*Exercise objective*: Scan the data below. Pull out each line where "caption" occurs.

*Data tied to figure images*:
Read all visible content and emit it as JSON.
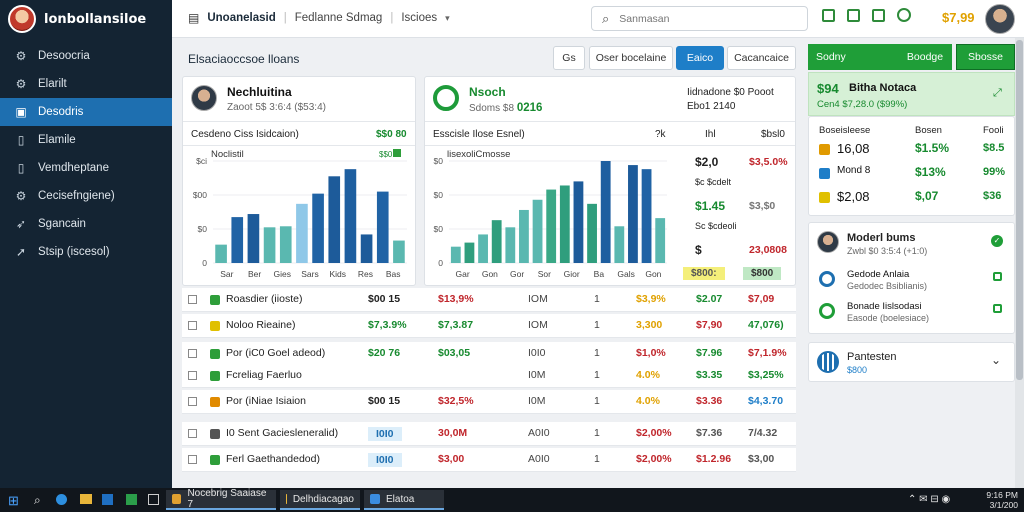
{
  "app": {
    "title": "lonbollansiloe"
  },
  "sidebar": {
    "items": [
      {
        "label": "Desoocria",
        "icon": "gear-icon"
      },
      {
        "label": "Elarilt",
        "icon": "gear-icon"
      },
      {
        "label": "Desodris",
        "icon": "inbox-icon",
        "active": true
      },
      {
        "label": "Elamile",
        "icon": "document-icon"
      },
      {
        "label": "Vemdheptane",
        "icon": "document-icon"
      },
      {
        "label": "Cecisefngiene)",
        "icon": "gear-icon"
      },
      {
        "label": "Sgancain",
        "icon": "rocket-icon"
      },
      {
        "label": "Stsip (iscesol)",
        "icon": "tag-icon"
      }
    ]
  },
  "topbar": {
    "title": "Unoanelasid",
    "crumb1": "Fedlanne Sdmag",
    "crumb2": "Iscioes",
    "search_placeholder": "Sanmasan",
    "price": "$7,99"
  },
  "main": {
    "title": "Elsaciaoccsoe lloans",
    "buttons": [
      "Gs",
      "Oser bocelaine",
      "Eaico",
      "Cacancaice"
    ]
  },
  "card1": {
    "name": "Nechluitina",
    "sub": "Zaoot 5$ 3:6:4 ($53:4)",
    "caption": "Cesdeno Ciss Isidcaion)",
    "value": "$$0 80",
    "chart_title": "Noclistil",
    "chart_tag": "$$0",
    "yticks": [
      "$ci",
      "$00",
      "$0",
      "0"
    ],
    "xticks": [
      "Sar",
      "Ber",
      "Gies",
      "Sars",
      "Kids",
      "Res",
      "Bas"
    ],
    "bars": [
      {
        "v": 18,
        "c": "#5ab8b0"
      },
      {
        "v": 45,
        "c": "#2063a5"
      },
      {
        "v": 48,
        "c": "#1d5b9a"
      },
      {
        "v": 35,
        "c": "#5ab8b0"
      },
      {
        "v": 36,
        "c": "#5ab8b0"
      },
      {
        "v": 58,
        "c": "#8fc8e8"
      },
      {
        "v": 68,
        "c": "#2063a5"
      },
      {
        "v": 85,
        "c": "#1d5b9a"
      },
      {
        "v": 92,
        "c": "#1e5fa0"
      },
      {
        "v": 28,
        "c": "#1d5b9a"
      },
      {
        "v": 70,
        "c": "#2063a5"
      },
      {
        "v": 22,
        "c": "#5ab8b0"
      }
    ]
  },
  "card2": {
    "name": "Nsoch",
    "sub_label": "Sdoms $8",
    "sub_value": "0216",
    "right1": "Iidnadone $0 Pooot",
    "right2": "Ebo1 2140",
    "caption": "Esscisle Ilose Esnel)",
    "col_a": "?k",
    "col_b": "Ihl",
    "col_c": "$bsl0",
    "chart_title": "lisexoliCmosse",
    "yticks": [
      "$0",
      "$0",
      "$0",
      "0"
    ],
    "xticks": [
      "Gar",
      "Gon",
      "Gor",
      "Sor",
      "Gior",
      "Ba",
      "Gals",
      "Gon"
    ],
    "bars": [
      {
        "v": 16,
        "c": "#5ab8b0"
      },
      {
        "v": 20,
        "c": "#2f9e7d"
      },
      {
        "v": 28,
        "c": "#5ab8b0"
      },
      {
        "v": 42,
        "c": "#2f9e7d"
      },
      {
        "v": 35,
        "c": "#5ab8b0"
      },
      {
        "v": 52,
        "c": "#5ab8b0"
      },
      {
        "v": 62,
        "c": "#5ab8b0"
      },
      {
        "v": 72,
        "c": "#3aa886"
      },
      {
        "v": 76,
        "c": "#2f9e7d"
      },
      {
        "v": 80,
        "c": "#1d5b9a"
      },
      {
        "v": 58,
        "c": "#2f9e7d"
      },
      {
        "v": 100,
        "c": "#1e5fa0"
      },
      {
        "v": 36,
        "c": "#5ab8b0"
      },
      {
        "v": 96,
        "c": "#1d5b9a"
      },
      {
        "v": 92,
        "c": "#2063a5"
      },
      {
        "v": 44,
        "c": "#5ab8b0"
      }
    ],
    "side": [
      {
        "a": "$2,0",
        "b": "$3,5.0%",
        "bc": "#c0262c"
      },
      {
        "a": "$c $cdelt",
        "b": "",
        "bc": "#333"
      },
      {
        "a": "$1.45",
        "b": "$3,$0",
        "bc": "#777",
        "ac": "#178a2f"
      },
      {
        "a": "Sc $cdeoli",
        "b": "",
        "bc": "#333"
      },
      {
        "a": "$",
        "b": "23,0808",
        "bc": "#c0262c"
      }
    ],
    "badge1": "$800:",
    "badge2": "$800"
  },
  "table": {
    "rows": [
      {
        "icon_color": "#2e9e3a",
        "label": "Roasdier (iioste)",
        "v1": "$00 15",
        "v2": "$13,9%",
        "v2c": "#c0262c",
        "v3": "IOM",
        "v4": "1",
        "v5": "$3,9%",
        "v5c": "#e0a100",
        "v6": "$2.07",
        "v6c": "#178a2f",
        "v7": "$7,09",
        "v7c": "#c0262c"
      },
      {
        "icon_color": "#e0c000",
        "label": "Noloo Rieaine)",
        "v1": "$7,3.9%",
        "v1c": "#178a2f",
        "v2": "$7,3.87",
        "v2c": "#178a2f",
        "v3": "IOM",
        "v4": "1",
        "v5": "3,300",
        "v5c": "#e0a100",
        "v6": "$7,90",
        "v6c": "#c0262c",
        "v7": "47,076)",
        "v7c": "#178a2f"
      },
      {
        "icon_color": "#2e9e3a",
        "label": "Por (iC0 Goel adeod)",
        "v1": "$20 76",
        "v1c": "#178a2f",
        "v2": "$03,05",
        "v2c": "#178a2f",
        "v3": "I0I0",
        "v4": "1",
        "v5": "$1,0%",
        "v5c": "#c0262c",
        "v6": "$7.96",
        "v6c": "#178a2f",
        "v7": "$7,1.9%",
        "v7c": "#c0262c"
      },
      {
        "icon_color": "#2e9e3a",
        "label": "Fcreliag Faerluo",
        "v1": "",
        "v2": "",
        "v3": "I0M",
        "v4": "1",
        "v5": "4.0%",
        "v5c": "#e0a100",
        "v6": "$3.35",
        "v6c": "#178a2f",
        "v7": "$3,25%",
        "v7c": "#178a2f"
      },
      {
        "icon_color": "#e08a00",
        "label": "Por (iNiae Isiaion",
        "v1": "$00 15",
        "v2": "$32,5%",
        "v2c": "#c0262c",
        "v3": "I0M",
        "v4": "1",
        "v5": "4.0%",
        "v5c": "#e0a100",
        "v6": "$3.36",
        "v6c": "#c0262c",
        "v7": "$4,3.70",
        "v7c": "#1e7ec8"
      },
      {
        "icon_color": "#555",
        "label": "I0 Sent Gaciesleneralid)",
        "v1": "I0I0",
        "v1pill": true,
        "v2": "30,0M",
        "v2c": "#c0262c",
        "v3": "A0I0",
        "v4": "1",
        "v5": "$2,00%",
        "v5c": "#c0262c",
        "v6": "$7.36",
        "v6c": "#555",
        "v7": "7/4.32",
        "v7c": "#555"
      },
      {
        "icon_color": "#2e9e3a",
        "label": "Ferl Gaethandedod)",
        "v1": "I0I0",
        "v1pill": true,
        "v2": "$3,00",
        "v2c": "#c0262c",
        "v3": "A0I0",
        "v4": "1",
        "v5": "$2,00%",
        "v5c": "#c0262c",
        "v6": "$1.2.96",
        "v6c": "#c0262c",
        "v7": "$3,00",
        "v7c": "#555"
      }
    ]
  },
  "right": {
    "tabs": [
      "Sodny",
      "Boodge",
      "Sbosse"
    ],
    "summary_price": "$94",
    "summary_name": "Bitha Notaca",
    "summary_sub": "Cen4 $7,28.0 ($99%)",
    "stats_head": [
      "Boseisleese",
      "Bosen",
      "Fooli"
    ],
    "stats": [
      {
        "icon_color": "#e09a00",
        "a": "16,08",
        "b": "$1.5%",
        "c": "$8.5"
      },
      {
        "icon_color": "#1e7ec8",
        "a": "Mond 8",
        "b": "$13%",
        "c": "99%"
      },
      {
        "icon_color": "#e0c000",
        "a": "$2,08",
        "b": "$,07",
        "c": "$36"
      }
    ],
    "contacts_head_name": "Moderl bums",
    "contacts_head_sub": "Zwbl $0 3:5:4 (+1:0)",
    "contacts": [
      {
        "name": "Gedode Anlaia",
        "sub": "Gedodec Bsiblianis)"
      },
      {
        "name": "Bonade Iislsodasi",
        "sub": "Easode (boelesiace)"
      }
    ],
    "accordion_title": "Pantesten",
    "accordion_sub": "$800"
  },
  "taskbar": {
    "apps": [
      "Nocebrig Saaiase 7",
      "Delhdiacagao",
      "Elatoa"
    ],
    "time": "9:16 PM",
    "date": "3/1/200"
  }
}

*Exercise output*:
    "caption": "Cesdeno Ciss Isidcaion)",
    "caption": "Esscisle Ilose Esnel)",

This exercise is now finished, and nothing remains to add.